━━ Extracted entries

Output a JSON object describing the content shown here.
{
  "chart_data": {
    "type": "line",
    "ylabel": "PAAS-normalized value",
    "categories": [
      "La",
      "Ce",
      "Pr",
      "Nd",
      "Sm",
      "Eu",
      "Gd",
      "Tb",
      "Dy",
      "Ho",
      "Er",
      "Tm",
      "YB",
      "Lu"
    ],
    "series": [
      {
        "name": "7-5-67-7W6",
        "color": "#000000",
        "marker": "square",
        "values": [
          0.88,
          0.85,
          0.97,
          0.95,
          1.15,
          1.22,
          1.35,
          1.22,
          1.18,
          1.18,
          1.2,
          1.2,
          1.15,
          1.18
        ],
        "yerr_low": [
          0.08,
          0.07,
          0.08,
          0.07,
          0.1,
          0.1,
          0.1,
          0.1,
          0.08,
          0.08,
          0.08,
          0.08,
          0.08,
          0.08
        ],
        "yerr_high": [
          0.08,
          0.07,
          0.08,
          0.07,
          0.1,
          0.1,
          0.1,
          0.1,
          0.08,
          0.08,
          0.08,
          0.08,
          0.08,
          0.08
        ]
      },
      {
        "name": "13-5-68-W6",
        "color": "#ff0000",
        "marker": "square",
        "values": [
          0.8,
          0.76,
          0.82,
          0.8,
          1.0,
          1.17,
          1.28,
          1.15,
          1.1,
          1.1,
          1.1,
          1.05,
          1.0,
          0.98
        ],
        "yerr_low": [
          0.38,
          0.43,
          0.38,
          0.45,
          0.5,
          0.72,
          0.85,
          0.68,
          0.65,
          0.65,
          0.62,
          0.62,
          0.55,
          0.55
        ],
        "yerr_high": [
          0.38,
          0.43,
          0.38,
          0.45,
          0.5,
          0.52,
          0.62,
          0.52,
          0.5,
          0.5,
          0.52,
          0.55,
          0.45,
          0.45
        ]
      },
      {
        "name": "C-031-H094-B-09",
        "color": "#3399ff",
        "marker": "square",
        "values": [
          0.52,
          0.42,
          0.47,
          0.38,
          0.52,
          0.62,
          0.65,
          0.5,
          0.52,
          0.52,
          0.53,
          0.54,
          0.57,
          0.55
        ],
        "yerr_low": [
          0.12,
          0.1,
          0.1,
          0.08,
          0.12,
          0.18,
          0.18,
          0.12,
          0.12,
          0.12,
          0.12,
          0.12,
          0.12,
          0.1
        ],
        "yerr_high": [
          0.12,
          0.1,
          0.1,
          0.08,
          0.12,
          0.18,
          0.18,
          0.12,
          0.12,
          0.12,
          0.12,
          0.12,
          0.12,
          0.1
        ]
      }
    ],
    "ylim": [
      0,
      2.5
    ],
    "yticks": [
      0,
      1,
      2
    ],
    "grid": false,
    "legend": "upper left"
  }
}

━━━━

◆ Goal ◆
Reproduce the material exactly, with every line intact.

◆ Solution to the exercise ◆
Output a JSON object describing the content shown here.
{
  "chart_data": {
    "type": "line",
    "ylabel": "PAAS-normalized value",
    "categories": [
      "La",
      "Ce",
      "Pr",
      "Nd",
      "Sm",
      "Eu",
      "Gd",
      "Tb",
      "Dy",
      "Ho",
      "Er",
      "Tm",
      "YB",
      "Lu"
    ],
    "series": [
      {
        "name": "7-5-67-7W6",
        "color": "#000000",
        "marker": "square",
        "values": [
          0.88,
          0.85,
          0.97,
          0.95,
          1.15,
          1.22,
          1.35,
          1.22,
          1.18,
          1.18,
          1.2,
          1.2,
          1.15,
          1.18
        ],
        "yerr_low": [
          0.08,
          0.07,
          0.08,
          0.07,
          0.1,
          0.1,
          0.1,
          0.1,
          0.08,
          0.08,
          0.08,
          0.08,
          0.08,
          0.08
        ],
        "yerr_high": [
          0.08,
          0.07,
          0.08,
          0.07,
          0.1,
          0.1,
          0.1,
          0.1,
          0.08,
          0.08,
          0.08,
          0.08,
          0.08,
          0.08
        ]
      },
      {
        "name": "13-5-68-W6",
        "color": "#ff0000",
        "marker": "square",
        "values": [
          0.8,
          0.76,
          0.82,
          0.8,
          1.0,
          1.17,
          1.28,
          1.15,
          1.1,
          1.1,
          1.1,
          1.05,
          1.0,
          0.98
        ],
        "yerr_low": [
          0.38,
          0.43,
          0.38,
          0.45,
          0.5,
          0.72,
          0.85,
          0.68,
          0.65,
          0.65,
          0.62,
          0.62,
          0.55,
          0.55
        ],
        "yerr_high": [
          0.38,
          0.43,
          0.38,
          0.45,
          0.5,
          0.52,
          0.62,
          0.52,
          0.5,
          0.5,
          0.52,
          0.55,
          0.45,
          0.45
        ]
      },
      {
        "name": "C-031-H094-B-09",
        "color": "#3399ff",
        "marker": "square",
        "values": [
          0.52,
          0.42,
          0.47,
          0.38,
          0.52,
          0.62,
          0.65,
          0.5,
          0.52,
          0.52,
          0.53,
          0.54,
          0.57,
          0.55
        ],
        "yerr_low": [
          0.12,
          0.1,
          0.1,
          0.08,
          0.12,
          0.18,
          0.18,
          0.12,
          0.12,
          0.12,
          0.12,
          0.12,
          0.12,
          0.1
        ],
        "yerr_high": [
          0.12,
          0.1,
          0.1,
          0.08,
          0.12,
          0.18,
          0.18,
          0.12,
          0.12,
          0.12,
          0.12,
          0.12,
          0.12,
          0.1
        ]
      }
    ],
    "ylim": [
      0,
      2.5
    ],
    "yticks": [
      0,
      1,
      2
    ],
    "grid": false,
    "legend": "upper left"
  }
}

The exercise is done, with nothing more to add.